TASK: Show every line that has the string "user" in it.

(Dataset items)

<<<<

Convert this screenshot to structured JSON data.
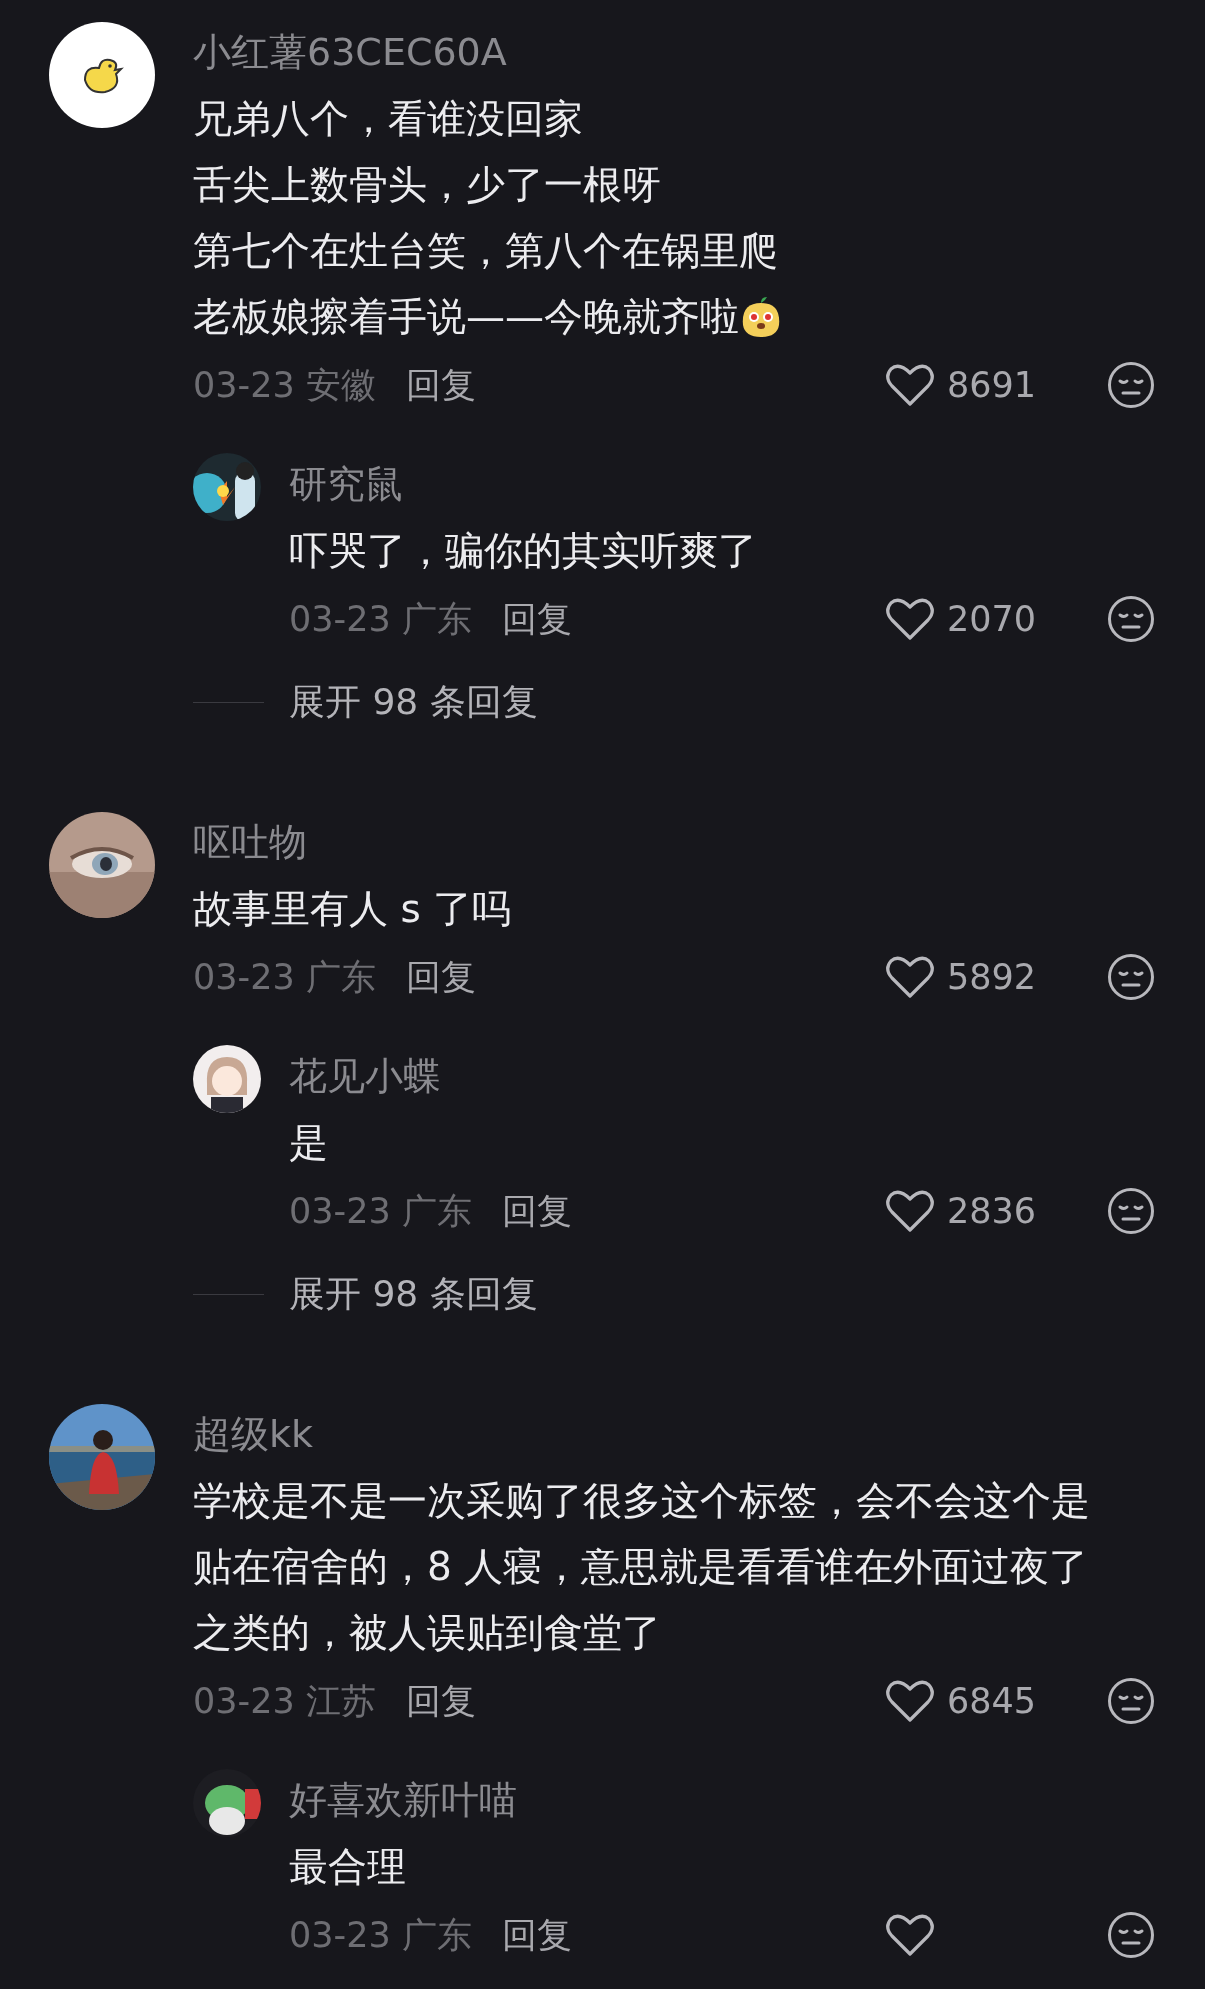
{
  "comments": [
    {
      "user": "小红薯63CEC60A",
      "lines": [
        "兄弟八个，看谁没回家",
        "舌尖上数骨头，少了一根呀",
        "第七个在灶台笑，第八个在锅里爬",
        "老板娘擦着手说——今晚就齐啦"
      ],
      "sticker": true,
      "date": "03-23 安徽",
      "reply_label": "回复",
      "likes": "8691",
      "replies": [
        {
          "user": "研究鼠",
          "lines": [
            "吓哭了，骗你的其实听爽了"
          ],
          "date": "03-23 广东",
          "reply_label": "回复",
          "likes": "2070"
        }
      ],
      "expand": "展开 98 条回复"
    },
    {
      "user": "呕吐物",
      "lines": [
        "故事里有人 s 了吗"
      ],
      "sticker": false,
      "date": "03-23 广东",
      "reply_label": "回复",
      "likes": "5892",
      "replies": [
        {
          "user": "花见小蝶",
          "lines": [
            "是"
          ],
          "date": "03-23 广东",
          "reply_label": "回复",
          "likes": "2836"
        }
      ],
      "expand": "展开 98 条回复"
    },
    {
      "user": "超级kk",
      "lines": [
        "学校是不是一次采购了很多这个标签，会不会这个是",
        "贴在宿舍的，8 人寝，意思就是看看谁在外面过夜了",
        "之类的，被人误贴到食堂了"
      ],
      "sticker": false,
      "date": "03-23 江苏",
      "reply_label": "回复",
      "likes": "6845",
      "replies": [
        {
          "user": "好喜欢新叶喵",
          "lines": [
            "最合理"
          ],
          "date": "03-23 广东",
          "reply_label": "回复"
        }
      ]
    }
  ]
}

>>>>

THE ANSWER:
      "user": "小红薯63CEC60A",
          "user": "研究鼠",
      "user": "呕吐物",
          "user": "花见小蝶",
      "user": "超级kk",
          "user": "好喜欢新叶喵",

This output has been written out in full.